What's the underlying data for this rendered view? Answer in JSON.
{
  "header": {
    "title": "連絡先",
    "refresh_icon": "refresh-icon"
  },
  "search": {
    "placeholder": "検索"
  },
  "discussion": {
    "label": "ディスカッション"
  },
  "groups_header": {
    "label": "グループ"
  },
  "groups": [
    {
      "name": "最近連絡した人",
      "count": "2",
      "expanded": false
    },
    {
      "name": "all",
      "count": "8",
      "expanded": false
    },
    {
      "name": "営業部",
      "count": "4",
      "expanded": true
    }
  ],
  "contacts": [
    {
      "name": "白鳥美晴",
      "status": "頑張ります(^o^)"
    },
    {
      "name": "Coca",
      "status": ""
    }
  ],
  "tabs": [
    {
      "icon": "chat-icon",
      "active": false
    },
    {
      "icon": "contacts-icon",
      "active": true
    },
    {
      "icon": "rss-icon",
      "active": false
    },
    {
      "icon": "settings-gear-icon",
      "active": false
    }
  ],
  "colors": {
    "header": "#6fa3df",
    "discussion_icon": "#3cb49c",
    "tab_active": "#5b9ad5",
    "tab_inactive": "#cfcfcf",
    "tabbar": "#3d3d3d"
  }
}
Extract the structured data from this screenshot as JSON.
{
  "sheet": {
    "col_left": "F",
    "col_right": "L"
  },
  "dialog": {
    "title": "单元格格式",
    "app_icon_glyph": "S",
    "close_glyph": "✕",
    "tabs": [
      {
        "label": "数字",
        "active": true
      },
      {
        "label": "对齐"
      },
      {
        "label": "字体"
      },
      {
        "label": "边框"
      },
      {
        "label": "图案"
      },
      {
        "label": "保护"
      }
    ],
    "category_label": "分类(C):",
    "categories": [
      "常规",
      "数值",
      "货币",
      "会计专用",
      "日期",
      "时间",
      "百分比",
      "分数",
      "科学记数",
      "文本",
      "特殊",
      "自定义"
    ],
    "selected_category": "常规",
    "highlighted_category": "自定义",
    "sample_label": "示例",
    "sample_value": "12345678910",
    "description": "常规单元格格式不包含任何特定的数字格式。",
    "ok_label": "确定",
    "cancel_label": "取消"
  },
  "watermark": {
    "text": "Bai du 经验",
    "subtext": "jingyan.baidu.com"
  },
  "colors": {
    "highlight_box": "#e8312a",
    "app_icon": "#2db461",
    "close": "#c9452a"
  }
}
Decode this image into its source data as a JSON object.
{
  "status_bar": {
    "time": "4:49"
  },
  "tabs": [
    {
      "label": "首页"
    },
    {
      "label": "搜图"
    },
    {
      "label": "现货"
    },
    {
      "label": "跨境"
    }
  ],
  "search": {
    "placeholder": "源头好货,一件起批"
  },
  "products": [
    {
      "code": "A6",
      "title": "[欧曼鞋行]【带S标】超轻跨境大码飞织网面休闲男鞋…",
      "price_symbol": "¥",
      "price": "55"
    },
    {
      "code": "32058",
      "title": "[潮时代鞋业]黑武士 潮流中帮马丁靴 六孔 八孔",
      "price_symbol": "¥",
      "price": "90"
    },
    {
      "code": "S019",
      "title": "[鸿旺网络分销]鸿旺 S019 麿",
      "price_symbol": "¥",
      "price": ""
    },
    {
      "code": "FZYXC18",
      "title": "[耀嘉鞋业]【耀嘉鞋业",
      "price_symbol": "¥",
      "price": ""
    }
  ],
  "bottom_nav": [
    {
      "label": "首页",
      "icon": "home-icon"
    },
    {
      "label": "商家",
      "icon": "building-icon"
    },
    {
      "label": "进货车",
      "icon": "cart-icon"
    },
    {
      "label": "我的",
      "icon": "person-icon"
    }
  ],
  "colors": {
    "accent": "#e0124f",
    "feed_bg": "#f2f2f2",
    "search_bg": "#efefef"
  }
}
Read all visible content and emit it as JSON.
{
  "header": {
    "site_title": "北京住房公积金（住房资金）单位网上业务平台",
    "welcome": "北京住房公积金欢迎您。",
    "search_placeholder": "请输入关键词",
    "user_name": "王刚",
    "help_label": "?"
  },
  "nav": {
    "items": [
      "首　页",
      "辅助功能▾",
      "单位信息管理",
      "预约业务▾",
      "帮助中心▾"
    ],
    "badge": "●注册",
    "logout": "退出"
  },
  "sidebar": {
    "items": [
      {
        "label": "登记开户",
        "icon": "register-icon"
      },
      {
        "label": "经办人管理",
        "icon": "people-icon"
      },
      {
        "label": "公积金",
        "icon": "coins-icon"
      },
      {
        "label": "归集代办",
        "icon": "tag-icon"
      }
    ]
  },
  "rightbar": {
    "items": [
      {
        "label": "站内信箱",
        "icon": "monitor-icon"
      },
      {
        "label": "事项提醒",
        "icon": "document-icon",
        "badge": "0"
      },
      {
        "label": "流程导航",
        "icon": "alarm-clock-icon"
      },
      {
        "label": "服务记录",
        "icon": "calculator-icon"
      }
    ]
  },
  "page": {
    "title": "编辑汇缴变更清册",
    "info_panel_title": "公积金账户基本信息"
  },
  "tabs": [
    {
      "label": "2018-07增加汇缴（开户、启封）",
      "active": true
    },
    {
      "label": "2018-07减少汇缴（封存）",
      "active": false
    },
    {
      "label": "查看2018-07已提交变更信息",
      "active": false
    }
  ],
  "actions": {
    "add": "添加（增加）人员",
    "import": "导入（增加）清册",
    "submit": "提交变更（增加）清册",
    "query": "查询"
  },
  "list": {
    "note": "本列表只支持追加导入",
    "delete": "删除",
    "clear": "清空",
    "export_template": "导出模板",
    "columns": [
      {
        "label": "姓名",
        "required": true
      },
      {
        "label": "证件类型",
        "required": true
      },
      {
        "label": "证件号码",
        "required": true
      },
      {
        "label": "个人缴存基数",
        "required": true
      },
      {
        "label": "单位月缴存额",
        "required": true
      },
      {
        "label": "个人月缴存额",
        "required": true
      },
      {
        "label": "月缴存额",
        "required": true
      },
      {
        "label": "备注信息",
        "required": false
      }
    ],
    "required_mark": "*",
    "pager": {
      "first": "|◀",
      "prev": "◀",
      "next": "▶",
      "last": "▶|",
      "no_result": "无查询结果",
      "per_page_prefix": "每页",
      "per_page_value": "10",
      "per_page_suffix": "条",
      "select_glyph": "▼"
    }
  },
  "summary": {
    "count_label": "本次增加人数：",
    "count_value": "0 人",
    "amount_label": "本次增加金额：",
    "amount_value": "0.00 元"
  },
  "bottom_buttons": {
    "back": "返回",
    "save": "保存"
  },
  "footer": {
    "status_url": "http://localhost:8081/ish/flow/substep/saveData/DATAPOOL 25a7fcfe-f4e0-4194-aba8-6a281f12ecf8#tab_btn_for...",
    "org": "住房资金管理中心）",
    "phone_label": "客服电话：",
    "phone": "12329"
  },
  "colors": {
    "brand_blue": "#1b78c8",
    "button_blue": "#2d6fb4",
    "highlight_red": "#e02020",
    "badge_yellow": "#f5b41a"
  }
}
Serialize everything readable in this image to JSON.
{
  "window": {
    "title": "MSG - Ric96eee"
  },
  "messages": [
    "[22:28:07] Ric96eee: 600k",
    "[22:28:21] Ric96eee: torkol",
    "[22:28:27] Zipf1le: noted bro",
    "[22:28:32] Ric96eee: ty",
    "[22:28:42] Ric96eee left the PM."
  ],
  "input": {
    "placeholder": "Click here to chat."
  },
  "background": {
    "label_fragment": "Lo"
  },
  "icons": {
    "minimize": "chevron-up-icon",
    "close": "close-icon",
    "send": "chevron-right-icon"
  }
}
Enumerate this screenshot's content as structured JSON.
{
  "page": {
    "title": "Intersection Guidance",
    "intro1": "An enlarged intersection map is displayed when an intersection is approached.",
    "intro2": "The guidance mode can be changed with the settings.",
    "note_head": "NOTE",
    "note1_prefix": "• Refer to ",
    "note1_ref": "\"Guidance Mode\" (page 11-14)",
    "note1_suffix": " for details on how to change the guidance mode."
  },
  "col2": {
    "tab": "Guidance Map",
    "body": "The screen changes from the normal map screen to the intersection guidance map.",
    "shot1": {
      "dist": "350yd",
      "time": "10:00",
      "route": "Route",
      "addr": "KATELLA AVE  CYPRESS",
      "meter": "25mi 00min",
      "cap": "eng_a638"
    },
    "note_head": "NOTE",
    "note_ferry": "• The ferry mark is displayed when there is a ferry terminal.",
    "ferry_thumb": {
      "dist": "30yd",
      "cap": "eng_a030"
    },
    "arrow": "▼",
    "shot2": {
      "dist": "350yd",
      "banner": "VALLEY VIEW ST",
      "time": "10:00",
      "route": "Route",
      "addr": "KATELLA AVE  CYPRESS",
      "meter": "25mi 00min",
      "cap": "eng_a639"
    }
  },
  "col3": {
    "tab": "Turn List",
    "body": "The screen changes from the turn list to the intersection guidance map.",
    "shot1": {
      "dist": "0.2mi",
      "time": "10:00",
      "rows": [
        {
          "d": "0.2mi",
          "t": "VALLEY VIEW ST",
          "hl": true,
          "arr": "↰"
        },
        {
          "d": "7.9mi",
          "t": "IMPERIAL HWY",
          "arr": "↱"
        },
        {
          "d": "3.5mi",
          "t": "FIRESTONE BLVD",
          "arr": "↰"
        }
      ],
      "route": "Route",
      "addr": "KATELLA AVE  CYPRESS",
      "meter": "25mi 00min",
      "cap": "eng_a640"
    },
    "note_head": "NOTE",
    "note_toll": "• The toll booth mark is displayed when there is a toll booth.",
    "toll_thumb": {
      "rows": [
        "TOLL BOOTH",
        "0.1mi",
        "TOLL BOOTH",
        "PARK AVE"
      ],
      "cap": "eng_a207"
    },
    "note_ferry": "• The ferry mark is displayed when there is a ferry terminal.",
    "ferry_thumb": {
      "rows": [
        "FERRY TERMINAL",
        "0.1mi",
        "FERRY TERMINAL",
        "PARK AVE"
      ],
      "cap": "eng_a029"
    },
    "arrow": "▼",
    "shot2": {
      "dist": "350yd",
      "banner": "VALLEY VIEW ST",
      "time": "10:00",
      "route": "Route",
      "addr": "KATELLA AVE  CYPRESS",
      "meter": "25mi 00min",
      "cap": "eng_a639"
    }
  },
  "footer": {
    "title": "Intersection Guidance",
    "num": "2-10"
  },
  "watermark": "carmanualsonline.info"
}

+===+

Task brief: Tally up the lines in the records that contain the word "body" and give only the total.

Exercise result: 2